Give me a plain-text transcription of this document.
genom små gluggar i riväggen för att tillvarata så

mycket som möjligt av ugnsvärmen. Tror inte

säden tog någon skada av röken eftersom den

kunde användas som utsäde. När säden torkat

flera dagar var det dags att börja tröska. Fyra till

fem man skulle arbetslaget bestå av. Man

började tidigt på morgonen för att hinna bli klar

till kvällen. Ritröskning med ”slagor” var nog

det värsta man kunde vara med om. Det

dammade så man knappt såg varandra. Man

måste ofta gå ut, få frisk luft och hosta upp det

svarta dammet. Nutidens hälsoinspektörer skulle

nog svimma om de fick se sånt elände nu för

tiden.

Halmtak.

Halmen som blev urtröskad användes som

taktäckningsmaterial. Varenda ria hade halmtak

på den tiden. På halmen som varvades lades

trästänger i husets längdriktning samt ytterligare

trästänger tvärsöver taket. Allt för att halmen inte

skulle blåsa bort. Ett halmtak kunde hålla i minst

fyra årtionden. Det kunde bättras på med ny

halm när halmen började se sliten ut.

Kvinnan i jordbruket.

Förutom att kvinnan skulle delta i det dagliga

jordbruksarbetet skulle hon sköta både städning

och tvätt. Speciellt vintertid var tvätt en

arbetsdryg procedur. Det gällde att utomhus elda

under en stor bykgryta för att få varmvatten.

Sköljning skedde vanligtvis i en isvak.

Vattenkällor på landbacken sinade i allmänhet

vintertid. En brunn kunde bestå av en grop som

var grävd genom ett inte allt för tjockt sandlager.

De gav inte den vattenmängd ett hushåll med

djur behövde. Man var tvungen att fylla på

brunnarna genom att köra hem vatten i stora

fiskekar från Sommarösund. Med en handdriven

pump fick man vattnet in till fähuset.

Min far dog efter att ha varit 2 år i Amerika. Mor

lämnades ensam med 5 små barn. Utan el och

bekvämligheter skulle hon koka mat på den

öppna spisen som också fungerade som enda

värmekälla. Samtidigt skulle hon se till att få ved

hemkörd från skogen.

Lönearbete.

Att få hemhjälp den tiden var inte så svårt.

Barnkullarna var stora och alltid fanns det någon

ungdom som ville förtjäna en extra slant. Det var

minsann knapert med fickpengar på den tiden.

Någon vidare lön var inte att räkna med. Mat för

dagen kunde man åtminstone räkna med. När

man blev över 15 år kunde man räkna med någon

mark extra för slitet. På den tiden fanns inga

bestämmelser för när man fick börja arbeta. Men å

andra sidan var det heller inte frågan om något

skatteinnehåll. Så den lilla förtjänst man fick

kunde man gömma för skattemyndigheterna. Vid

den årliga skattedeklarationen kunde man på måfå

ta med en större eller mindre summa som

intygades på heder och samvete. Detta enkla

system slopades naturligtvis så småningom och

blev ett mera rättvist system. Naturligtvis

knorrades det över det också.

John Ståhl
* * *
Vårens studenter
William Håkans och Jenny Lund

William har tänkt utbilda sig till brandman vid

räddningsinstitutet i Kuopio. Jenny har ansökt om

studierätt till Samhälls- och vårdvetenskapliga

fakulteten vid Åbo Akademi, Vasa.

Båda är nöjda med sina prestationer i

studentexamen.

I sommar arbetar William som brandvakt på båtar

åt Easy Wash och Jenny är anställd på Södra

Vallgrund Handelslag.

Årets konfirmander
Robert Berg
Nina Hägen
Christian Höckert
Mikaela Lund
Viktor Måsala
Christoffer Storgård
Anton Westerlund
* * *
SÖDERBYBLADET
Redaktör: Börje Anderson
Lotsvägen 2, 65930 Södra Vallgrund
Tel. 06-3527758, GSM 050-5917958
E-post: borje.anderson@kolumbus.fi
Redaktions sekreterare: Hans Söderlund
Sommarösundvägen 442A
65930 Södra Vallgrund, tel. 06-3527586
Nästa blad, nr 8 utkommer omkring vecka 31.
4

# # # #

* **Exercise goal**
Give the listing again, word for word.

* **Response**
Give me a plain-text transcription of this document.
genom små gluggar i riväggen för att tillvarata så

mycket som möjligt av ugnsvärmen. Tror inte

säden tog någon skada av röken eftersom den

kunde användas som utsäde. När säden torkat

flera dagar var det dags att börja tröska. Fyra till

fem man skulle arbetslaget bestå av. Man

började tidigt på morgonen för att hinna bli klar

till kvällen. Ritröskning med ”slagor” var nog

det värsta man kunde vara med om. Det

dammade så man knappt såg varandra. Man

måste ofta gå ut, få frisk luft och hosta upp det

svarta dammet. Nutidens hälsoinspektörer skulle

nog svimma om de fick se sånt elände nu för

tiden.

Halmtak.

Halmen som blev urtröskad användes som

taktäckningsmaterial. Varenda ria hade halmtak

på den tiden. På halmen som varvades lades

trästänger i husets längdriktning samt ytterligare

trästänger tvärsöver taket. Allt för att halmen inte

skulle blåsa bort. Ett halmtak kunde hålla i minst

fyra årtionden. Det kunde bättras på med ny

halm när halmen började se sliten ut.

Kvinnan i jordbruket.

Förutom att kvinnan skulle delta i det dagliga

jordbruksarbetet skulle hon sköta både städning

och tvätt. Speciellt vintertid var tvätt en

arbetsdryg procedur. Det gällde att utomhus elda

under en stor bykgryta för att få varmvatten.

Sköljning skedde vanligtvis i en isvak.

Vattenkällor på landbacken sinade i allmänhet

vintertid. En brunn kunde bestå av en grop som

var grävd genom ett inte allt för tjockt sandlager.

De gav inte den vattenmängd ett hushåll med

djur behövde. Man var tvungen att fylla på

brunnarna genom att köra hem vatten i stora

fiskekar från Sommarösund. Med en handdriven

pump fick man vattnet in till fähuset.

Min far dog efter att ha varit 2 år i Amerika. Mor

lämnades ensam med 5 små barn. Utan el och

bekvämligheter skulle hon koka mat på den

öppna spisen som också fungerade som enda

värmekälla. Samtidigt skulle hon se till att få ved

hemkörd från skogen.

Lönearbete.

Att få hemhjälp den tiden var inte så svårt.

Barnkullarna var stora och alltid fanns det någon

ungdom som ville förtjäna en extra slant. Det var

minsann knapert med fickpengar på den tiden.

Någon vidare lön var inte att räkna med. Mat för

dagen kunde man åtminstone räkna med. När

man blev över 15 år kunde man räkna med någon

mark extra för slitet. På den tiden fanns inga

bestämmelser för när man fick börja arbeta. Men å

andra sidan var det heller inte frågan om något

skatteinnehåll. Så den lilla förtjänst man fick

kunde man gömma för skattemyndigheterna. Vid

den årliga skattedeklarationen kunde man på måfå

ta med en större eller mindre summa som

intygades på heder och samvete. Detta enkla

system slopades naturligtvis så småningom och

blev ett mera rättvist system. Naturligtvis

knorrades det över det också.

John Ståhl
* * *
Vårens studenter
William Håkans och Jenny Lund

William har tänkt utbilda sig till brandman vid

räddningsinstitutet i Kuopio. Jenny har ansökt om

studierätt till Samhälls- och vårdvetenskapliga

fakulteten vid Åbo Akademi, Vasa.

Båda är nöjda med sina prestationer i

studentexamen.

I sommar arbetar William som brandvakt på båtar

åt Easy Wash och Jenny är anställd på Södra

Vallgrund Handelslag.

Årets konfirmander
Robert Berg
Nina Hägen
Christian Höckert
Mikaela Lund
Viktor Måsala
Christoffer Storgård
Anton Westerlund
* * *
SÖDERBYBLADET
Redaktör: Börje Anderson
Lotsvägen 2, 65930 Södra Vallgrund
Tel. 06-3527758, GSM 050-5917958
E-post: borje.anderson@kolumbus.fi
Redaktions sekreterare: Hans Söderlund
Sommarösundvägen 442A
65930 Södra Vallgrund, tel. 06-3527586
Nästa blad, nr 8 utkommer omkring vecka 31.
4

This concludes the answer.